» To do: From the entries below, please gather each line containing the string "pressure".

Extracted data entries:

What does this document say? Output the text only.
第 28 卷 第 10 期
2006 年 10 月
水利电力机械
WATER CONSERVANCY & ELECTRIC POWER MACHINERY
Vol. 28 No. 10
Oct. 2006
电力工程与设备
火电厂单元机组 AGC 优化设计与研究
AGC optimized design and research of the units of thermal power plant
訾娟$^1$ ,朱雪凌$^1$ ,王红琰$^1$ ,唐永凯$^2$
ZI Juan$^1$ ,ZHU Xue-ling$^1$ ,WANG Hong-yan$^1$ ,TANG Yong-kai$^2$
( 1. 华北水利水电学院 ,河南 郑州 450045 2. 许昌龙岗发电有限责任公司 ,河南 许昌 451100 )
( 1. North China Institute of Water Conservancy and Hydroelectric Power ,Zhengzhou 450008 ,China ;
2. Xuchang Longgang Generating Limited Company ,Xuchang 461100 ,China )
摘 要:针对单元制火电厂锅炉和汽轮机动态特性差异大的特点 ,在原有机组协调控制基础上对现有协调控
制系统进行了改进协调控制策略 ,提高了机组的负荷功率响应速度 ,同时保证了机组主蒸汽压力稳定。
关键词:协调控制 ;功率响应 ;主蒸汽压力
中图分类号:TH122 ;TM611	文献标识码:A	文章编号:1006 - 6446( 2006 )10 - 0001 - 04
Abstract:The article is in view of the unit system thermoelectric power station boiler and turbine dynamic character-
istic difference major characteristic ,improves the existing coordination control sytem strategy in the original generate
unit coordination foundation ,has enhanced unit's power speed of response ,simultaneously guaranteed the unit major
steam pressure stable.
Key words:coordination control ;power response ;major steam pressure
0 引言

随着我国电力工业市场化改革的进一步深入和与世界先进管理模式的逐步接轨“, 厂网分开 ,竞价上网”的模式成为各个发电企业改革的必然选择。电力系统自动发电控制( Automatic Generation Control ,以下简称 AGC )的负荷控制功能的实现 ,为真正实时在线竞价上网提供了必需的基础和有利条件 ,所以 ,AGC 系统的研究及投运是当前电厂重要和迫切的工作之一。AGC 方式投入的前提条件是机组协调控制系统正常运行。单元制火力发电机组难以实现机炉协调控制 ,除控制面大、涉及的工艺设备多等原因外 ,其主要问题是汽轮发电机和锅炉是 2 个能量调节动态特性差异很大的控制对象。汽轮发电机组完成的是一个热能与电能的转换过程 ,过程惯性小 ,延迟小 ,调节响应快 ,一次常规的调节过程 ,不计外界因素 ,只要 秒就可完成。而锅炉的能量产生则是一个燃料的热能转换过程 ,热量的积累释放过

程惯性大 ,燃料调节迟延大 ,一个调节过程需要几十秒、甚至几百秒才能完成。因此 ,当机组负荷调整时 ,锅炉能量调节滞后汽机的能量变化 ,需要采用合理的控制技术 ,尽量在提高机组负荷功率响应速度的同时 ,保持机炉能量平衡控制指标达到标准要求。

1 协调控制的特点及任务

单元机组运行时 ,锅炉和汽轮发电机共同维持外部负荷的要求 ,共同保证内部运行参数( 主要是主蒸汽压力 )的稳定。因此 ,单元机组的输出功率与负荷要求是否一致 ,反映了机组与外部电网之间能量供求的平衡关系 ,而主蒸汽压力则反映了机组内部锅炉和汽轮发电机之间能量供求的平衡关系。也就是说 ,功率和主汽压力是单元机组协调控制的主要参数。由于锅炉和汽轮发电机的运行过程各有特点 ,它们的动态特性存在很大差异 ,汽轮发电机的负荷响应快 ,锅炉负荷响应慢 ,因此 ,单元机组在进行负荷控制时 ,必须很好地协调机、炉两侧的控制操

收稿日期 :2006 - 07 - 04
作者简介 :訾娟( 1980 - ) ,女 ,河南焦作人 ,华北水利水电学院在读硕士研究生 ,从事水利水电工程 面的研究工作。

» In response:
steam pressure stable.
Key words:coordination control ;power response ;major steam pressure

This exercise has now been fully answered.